RECORDED INFORMATION =>
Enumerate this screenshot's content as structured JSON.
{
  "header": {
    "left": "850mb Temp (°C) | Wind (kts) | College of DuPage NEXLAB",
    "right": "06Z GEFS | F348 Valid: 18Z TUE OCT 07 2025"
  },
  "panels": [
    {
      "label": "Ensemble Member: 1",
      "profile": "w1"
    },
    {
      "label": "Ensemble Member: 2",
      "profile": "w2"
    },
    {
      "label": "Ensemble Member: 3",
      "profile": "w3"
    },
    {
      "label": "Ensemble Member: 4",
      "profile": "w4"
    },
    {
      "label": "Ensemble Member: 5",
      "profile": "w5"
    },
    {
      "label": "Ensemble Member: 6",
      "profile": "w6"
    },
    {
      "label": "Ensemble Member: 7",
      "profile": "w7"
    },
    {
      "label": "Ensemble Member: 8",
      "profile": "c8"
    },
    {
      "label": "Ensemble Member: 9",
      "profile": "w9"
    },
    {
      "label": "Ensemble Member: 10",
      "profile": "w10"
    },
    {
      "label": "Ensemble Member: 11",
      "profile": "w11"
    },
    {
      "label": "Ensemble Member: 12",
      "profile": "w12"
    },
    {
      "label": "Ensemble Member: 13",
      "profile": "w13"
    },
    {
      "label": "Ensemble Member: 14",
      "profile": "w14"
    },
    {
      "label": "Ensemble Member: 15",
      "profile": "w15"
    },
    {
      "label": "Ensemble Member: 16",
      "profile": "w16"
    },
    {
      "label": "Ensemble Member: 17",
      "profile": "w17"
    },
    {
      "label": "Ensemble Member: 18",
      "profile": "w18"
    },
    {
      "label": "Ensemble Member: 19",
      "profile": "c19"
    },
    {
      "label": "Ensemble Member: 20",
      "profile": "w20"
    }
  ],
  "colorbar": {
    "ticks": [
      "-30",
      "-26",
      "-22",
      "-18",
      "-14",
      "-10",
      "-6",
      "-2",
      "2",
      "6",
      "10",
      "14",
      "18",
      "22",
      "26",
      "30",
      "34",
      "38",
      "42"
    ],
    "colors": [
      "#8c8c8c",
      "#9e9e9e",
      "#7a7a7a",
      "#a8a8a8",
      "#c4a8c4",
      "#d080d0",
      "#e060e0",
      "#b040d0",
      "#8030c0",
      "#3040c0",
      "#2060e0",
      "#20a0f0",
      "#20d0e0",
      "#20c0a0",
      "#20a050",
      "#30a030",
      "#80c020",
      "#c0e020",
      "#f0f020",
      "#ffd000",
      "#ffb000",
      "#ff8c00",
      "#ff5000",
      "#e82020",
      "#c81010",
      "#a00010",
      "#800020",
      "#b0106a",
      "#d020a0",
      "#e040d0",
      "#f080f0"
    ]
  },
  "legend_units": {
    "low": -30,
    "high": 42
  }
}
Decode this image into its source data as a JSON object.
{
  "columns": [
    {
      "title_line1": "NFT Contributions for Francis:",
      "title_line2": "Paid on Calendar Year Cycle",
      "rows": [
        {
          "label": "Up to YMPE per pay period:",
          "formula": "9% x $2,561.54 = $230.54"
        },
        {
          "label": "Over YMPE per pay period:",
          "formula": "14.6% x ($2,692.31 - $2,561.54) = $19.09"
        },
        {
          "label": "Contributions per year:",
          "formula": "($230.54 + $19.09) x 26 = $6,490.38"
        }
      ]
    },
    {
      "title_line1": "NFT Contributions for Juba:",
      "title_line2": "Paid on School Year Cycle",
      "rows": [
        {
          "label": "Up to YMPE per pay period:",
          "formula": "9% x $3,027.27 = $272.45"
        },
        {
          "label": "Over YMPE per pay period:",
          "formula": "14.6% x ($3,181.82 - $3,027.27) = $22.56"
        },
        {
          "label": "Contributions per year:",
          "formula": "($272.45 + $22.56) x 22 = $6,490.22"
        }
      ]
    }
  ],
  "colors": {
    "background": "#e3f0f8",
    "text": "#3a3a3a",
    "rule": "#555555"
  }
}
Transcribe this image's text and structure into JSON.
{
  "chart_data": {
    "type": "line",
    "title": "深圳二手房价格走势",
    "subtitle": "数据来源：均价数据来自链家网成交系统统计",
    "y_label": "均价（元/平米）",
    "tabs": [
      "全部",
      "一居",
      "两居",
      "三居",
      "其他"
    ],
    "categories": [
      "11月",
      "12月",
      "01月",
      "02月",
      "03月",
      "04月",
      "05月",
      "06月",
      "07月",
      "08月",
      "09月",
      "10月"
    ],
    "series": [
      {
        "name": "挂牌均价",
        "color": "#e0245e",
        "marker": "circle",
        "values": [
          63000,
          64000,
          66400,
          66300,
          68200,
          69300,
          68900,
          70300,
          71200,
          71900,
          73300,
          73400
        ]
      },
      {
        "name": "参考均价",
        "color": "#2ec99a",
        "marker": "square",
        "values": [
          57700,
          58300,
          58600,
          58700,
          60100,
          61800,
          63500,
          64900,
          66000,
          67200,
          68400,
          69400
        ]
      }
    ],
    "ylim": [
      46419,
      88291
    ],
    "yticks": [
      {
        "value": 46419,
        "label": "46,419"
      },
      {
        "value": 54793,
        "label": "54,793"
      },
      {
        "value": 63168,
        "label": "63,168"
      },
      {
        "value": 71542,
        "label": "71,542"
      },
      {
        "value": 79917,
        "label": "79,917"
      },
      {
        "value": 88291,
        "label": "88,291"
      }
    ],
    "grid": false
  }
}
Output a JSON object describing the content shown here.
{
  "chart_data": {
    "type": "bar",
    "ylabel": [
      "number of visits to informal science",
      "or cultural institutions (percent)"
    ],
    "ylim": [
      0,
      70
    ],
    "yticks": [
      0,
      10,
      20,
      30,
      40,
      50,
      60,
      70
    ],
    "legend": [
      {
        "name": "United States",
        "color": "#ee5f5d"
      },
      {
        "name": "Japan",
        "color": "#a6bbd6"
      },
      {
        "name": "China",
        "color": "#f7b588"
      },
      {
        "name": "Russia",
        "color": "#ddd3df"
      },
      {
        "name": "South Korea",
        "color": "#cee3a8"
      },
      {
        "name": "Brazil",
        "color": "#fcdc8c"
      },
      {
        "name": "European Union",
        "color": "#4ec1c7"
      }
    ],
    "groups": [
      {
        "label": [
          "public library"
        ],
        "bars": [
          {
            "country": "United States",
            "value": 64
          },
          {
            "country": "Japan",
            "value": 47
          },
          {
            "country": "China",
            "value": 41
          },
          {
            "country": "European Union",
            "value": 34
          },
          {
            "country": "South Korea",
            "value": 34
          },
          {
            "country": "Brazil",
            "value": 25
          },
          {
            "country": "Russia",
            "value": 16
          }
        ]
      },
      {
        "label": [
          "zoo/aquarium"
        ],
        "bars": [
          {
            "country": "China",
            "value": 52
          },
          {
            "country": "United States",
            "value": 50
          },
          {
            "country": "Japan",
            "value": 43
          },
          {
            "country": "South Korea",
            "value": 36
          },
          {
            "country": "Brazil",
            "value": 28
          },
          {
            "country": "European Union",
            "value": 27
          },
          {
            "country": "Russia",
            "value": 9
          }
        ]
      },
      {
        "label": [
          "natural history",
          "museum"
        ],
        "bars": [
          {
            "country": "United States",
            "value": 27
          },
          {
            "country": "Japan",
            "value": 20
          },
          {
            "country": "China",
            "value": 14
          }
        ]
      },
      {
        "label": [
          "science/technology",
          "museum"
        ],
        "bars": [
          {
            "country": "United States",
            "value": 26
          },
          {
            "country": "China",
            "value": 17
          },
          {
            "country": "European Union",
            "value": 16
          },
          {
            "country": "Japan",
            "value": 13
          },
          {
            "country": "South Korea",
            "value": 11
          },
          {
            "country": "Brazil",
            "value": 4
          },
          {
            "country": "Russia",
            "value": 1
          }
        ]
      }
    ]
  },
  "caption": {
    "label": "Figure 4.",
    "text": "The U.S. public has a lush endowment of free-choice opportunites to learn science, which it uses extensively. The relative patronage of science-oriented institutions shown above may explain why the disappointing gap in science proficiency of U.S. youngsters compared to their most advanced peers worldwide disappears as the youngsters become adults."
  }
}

EXERCISE GOAL => Count each line with "science" in it and report that figure by itself.

ANSWER FOR THE TASK => 3